Task goal → Your task is to transcribe the records exactly, skipping every image.

Dataset extract →

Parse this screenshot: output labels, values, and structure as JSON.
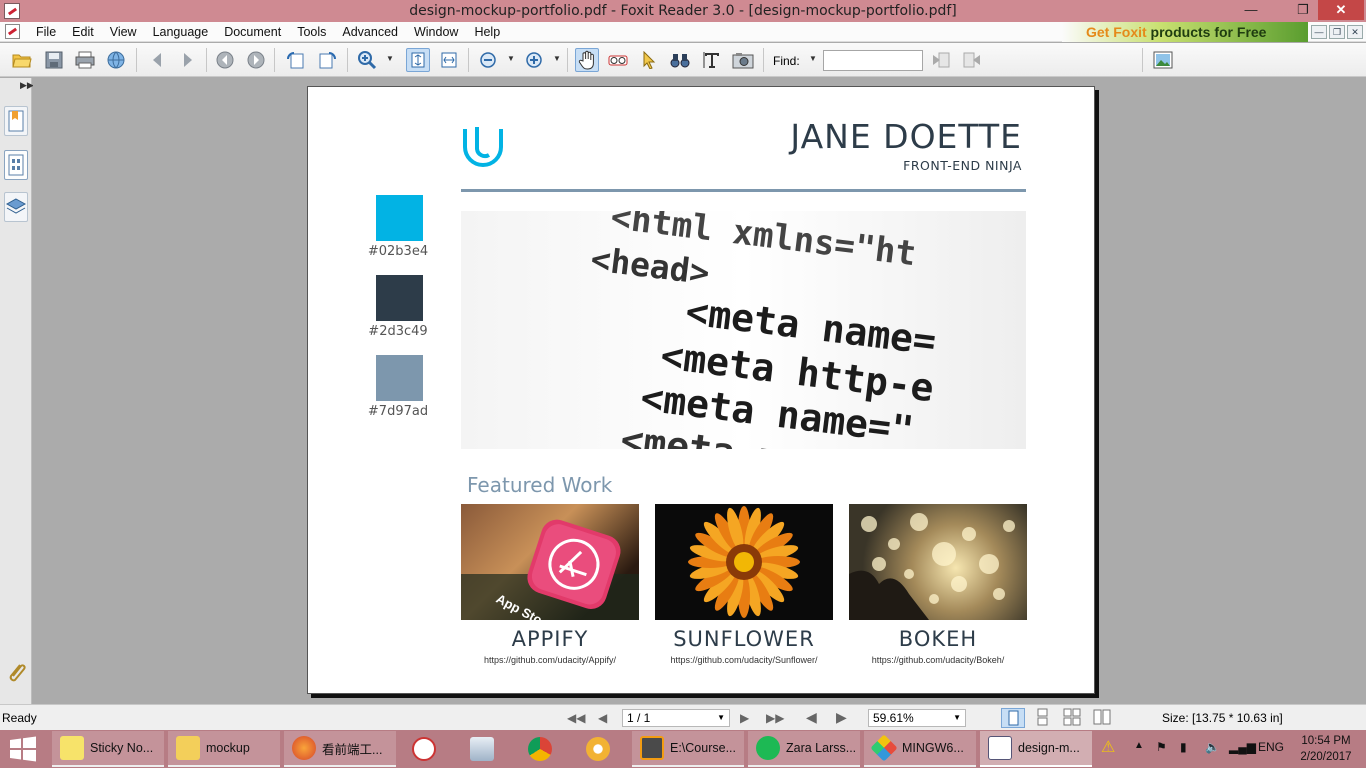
{
  "window": {
    "title": "design-mockup-portfolio.pdf - Foxit Reader 3.0 - [design-mockup-portfolio.pdf]"
  },
  "menu": [
    "File",
    "Edit",
    "View",
    "Language",
    "Document",
    "Tools",
    "Advanced",
    "Window",
    "Help"
  ],
  "promo": {
    "part1": "Get Foxit",
    "part2": " products for Free"
  },
  "toolbar": {
    "find_label": "Find:",
    "find_value": ""
  },
  "document": {
    "name": "JANE DOETTE",
    "role": "FRONT-END NINJA",
    "swatches": [
      {
        "color": "#02b3e4",
        "label": "#02b3e4"
      },
      {
        "color": "#2d3c49",
        "label": "#2d3c49"
      },
      {
        "color": "#7d97ad",
        "label": "#7d97ad"
      }
    ],
    "hero_code": [
      "<html xmlns=\"ht",
      "<head>",
      "<meta name=",
      "<meta http-e",
      "<meta name=\"",
      "<meta n"
    ],
    "featured_heading": "Featured Work",
    "works": [
      {
        "title": "APPIFY",
        "link": "https://github.com/udacity/Appify/"
      },
      {
        "title": "SUNFLOWER",
        "link": "https://github.com/udacity/Sunflower/"
      },
      {
        "title": "BOKEH",
        "link": "https://github.com/udacity/Bokeh/"
      }
    ]
  },
  "status": {
    "text": "Ready",
    "page": "1 / 1",
    "zoom": "59.61%",
    "size": "Size: [13.75 * 10.63 in]"
  },
  "taskbar": {
    "tasks": [
      "Sticky No...",
      "mockup",
      "看前端工...",
      "E:\\Course...",
      "Zara Larss...",
      "MINGW6...",
      "design-m..."
    ],
    "lang": "ENG",
    "time": "10:54 PM",
    "date": "2/20/2017"
  },
  "colors": {
    "accent": "#02b3e4",
    "dark": "#2d3c49",
    "muted": "#7d97ad",
    "titlebar": "#cf8a92",
    "taskbar": "#b77c84"
  }
}
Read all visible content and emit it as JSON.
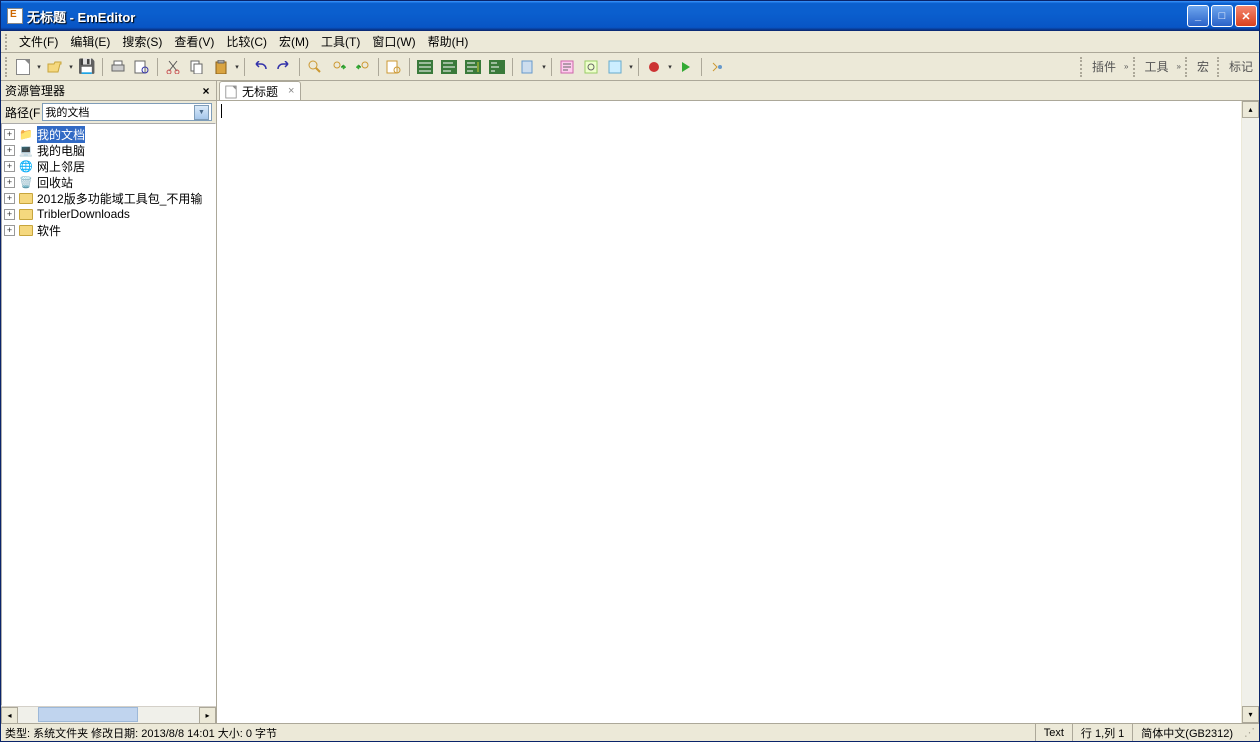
{
  "window": {
    "title": "无标题 - EmEditor"
  },
  "menus": {
    "file": "文件(F)",
    "edit": "编辑(E)",
    "search": "搜索(S)",
    "view": "查看(V)",
    "compare": "比较(C)",
    "macro": "宏(M)",
    "tools": "工具(T)",
    "window": "窗口(W)",
    "help": "帮助(H)"
  },
  "right_tools": {
    "plugins": "插件",
    "tools": "工具",
    "macro": "宏",
    "marks": "标记"
  },
  "explorer": {
    "title": "资源管理器",
    "path_label": "路径(F",
    "path_value": "我的文档",
    "items": [
      {
        "label": "我的文档",
        "icon": "folder-docs",
        "selected": true
      },
      {
        "label": "我的电脑",
        "icon": "computer"
      },
      {
        "label": "网上邻居",
        "icon": "network"
      },
      {
        "label": "回收站",
        "icon": "recycle"
      },
      {
        "label": "2012版多功能域工具包_不用输",
        "icon": "folder"
      },
      {
        "label": "TriblerDownloads",
        "icon": "folder"
      },
      {
        "label": "软件",
        "icon": "folder"
      }
    ]
  },
  "tab": {
    "label": "无标题"
  },
  "status": {
    "left": "类型: 系统文件夹 修改日期: 2013/8/8 14:01 大小: 0 字节",
    "mode": "Text",
    "position": "行 1,列 1",
    "encoding": "简体中文(GB2312)"
  }
}
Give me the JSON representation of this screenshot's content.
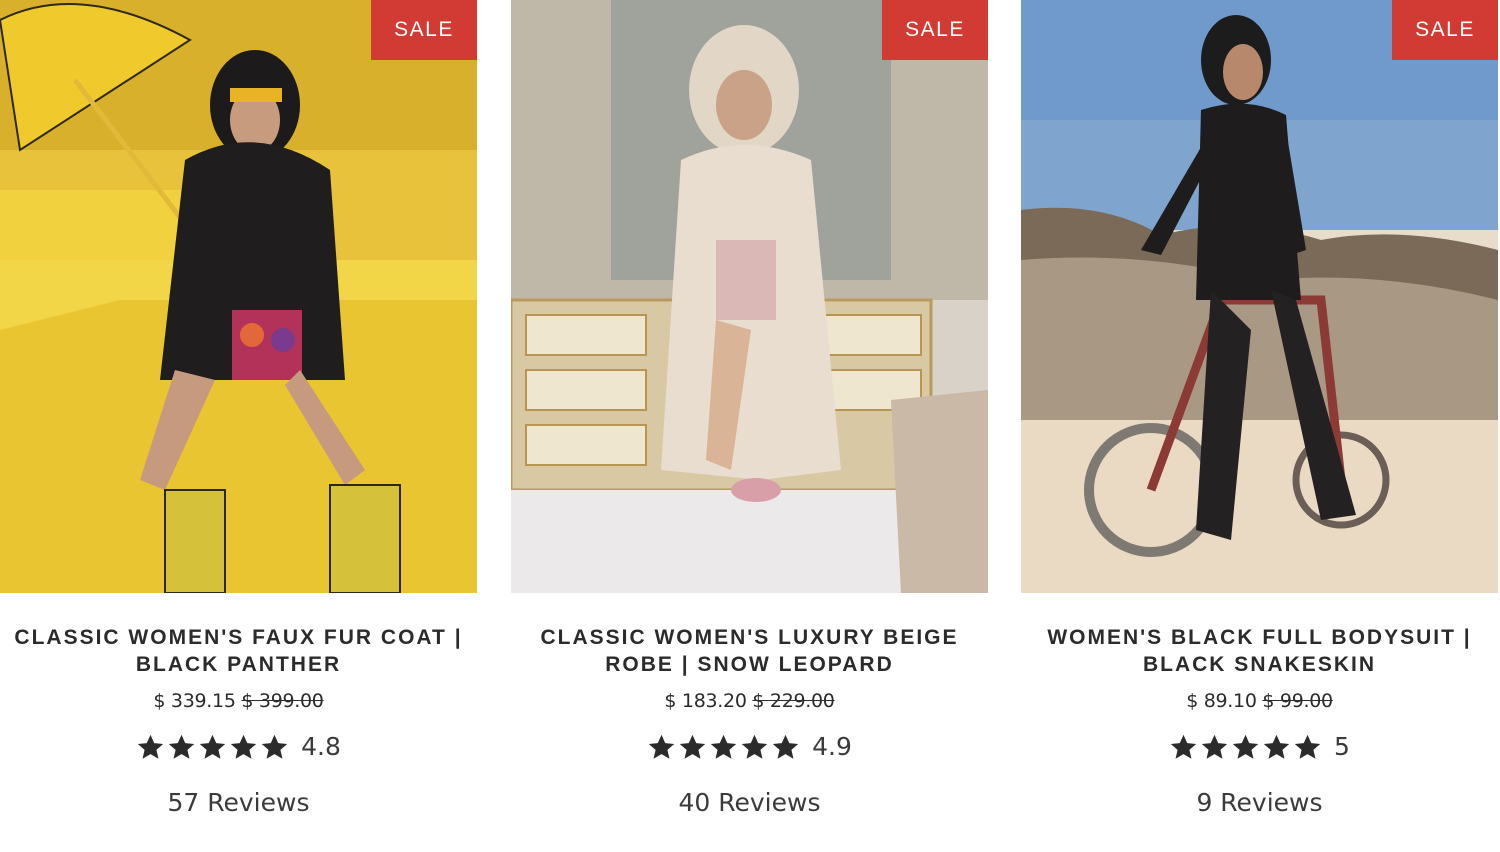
{
  "products": [
    {
      "sale_badge": "SALE",
      "title_line1": "CLASSIC WOMEN'S FAUX FUR COAT |",
      "title_line2": "BLACK PANTHER",
      "price": "$ 339.15",
      "compare_price": "$ 399.00",
      "rating": "4.8",
      "stars": 5,
      "reviews": "57 Reviews"
    },
    {
      "sale_badge": "SALE",
      "title_line1": "CLASSIC WOMEN'S LUXURY BEIGE",
      "title_line2": "ROBE | SNOW LEOPARD",
      "price": "$ 183.20",
      "compare_price": "$ 229.00",
      "rating": "4.9",
      "stars": 5,
      "reviews": "40 Reviews"
    },
    {
      "sale_badge": "SALE",
      "title_line1": "WOMEN'S BLACK FULL BODYSUIT |",
      "title_line2": "BLACK SNAKESKIN",
      "price": "$ 89.10",
      "compare_price": "$ 99.00",
      "rating": "5",
      "stars": 5,
      "reviews": "9 Reviews"
    }
  ],
  "colors": {
    "sale_badge": "#d23b34",
    "text": "#2b2b2b",
    "star": "#2b2b2b"
  },
  "icons": {
    "star": "star-icon"
  }
}
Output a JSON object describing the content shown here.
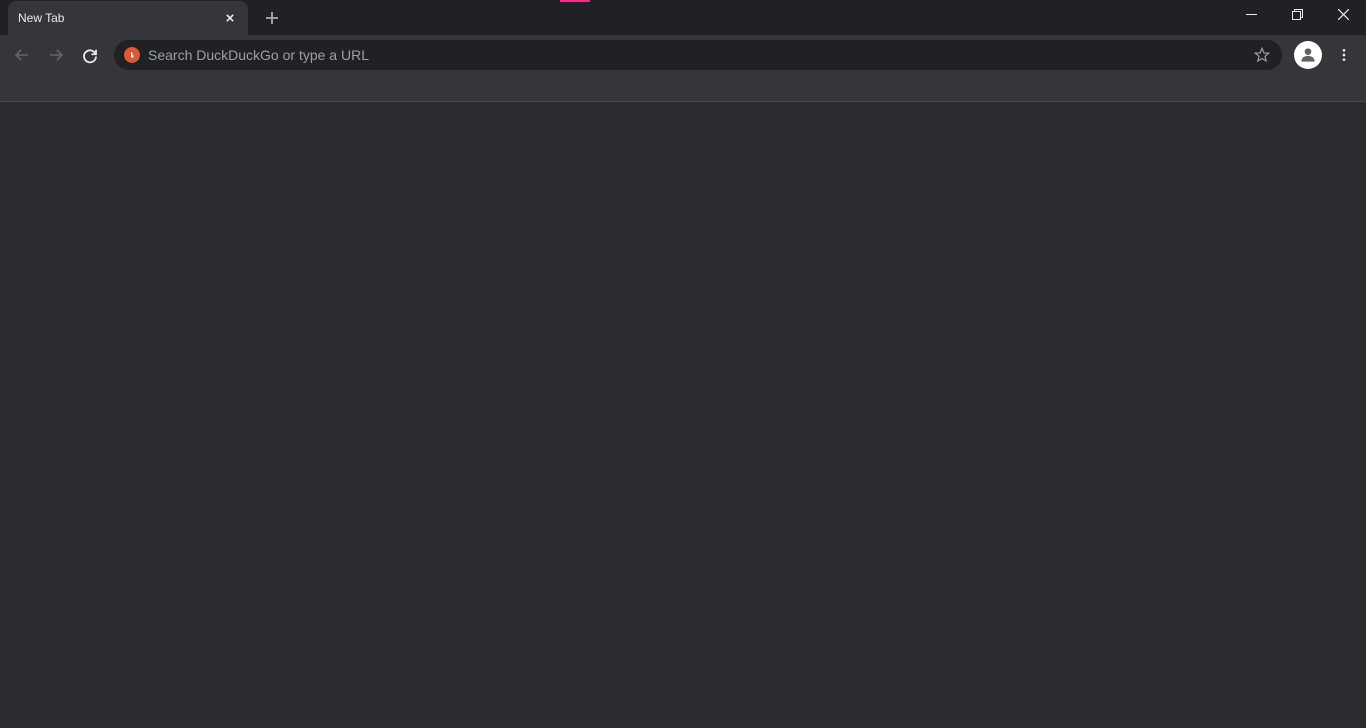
{
  "tab": {
    "title": "New Tab"
  },
  "omnibox": {
    "placeholder": "Search DuckDuckGo or type a URL",
    "value": ""
  },
  "colors": {
    "accent": "#ff2a8a",
    "search_engine_brand": "#de5833"
  }
}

Task response →
Parse this screenshot: output labels, values, and structure as JSON.
{
  "window": {
    "title": "design-mockup-portfolio.pdf - Foxit Reader 3.0 - [design-mockup-portfolio.pdf]"
  },
  "menu": [
    "File",
    "Edit",
    "View",
    "Language",
    "Document",
    "Tools",
    "Advanced",
    "Window",
    "Help"
  ],
  "promo": {
    "part1": "Get Foxit",
    "part2": " products for Free"
  },
  "toolbar": {
    "find_label": "Find:",
    "find_value": ""
  },
  "document": {
    "name": "JANE DOETTE",
    "role": "FRONT-END NINJA",
    "swatches": [
      {
        "color": "#02b3e4",
        "label": "#02b3e4"
      },
      {
        "color": "#2d3c49",
        "label": "#2d3c49"
      },
      {
        "color": "#7d97ad",
        "label": "#7d97ad"
      }
    ],
    "hero_code": [
      "<html xmlns=\"ht",
      "<head>",
      "<meta name=",
      "<meta http-e",
      "<meta name=\"",
      "<meta n"
    ],
    "featured_heading": "Featured Work",
    "works": [
      {
        "title": "APPIFY",
        "link": "https://github.com/udacity/Appify/"
      },
      {
        "title": "SUNFLOWER",
        "link": "https://github.com/udacity/Sunflower/"
      },
      {
        "title": "BOKEH",
        "link": "https://github.com/udacity/Bokeh/"
      }
    ]
  },
  "status": {
    "text": "Ready",
    "page": "1 / 1",
    "zoom": "59.61%",
    "size": "Size: [13.75 * 10.63 in]"
  },
  "taskbar": {
    "tasks": [
      "Sticky No...",
      "mockup",
      "看前端工...",
      "E:\\Course...",
      "Zara Larss...",
      "MINGW6...",
      "design-m..."
    ],
    "lang": "ENG",
    "time": "10:54 PM",
    "date": "2/20/2017"
  },
  "colors": {
    "accent": "#02b3e4",
    "dark": "#2d3c49",
    "muted": "#7d97ad",
    "titlebar": "#cf8a92",
    "taskbar": "#b77c84"
  }
}
Read all visible content and emit it as JSON.
{
  "window": {
    "title": "无标题 - EmEditor"
  },
  "menus": {
    "file": "文件(F)",
    "edit": "编辑(E)",
    "search": "搜索(S)",
    "view": "查看(V)",
    "compare": "比较(C)",
    "macro": "宏(M)",
    "tools": "工具(T)",
    "window": "窗口(W)",
    "help": "帮助(H)"
  },
  "right_tools": {
    "plugins": "插件",
    "tools": "工具",
    "macro": "宏",
    "marks": "标记"
  },
  "explorer": {
    "title": "资源管理器",
    "path_label": "路径(F",
    "path_value": "我的文档",
    "items": [
      {
        "label": "我的文档",
        "icon": "folder-docs",
        "selected": true
      },
      {
        "label": "我的电脑",
        "icon": "computer"
      },
      {
        "label": "网上邻居",
        "icon": "network"
      },
      {
        "label": "回收站",
        "icon": "recycle"
      },
      {
        "label": "2012版多功能域工具包_不用输",
        "icon": "folder"
      },
      {
        "label": "TriblerDownloads",
        "icon": "folder"
      },
      {
        "label": "软件",
        "icon": "folder"
      }
    ]
  },
  "tab": {
    "label": "无标题"
  },
  "status": {
    "left": "类型: 系统文件夹 修改日期: 2013/8/8 14:01 大小: 0 字节",
    "mode": "Text",
    "position": "行 1,列 1",
    "encoding": "简体中文(GB2312)"
  }
}
Give me the JSON representation of this screenshot's content.
{
  "products": [
    {
      "sale_badge": "SALE",
      "title_line1": "CLASSIC WOMEN'S FAUX FUR COAT |",
      "title_line2": "BLACK PANTHER",
      "price": "$ 339.15",
      "compare_price": "$ 399.00",
      "rating": "4.8",
      "stars": 5,
      "reviews": "57 Reviews"
    },
    {
      "sale_badge": "SALE",
      "title_line1": "CLASSIC WOMEN'S LUXURY BEIGE",
      "title_line2": "ROBE | SNOW LEOPARD",
      "price": "$ 183.20",
      "compare_price": "$ 229.00",
      "rating": "4.9",
      "stars": 5,
      "reviews": "40 Reviews"
    },
    {
      "sale_badge": "SALE",
      "title_line1": "WOMEN'S BLACK FULL BODYSUIT |",
      "title_line2": "BLACK SNAKESKIN",
      "price": "$ 89.10",
      "compare_price": "$ 99.00",
      "rating": "5",
      "stars": 5,
      "reviews": "9 Reviews"
    }
  ],
  "colors": {
    "sale_badge": "#d23b34",
    "text": "#2b2b2b",
    "star": "#2b2b2b"
  },
  "icons": {
    "star": "star-icon"
  }
}
Output a JSON object describing the content shown here.
{
  "tab": {
    "title": "New Tab"
  },
  "omnibox": {
    "placeholder": "Search DuckDuckGo or type a URL",
    "value": ""
  },
  "colors": {
    "accent": "#ff2a8a",
    "search_engine_brand": "#de5833"
  }
}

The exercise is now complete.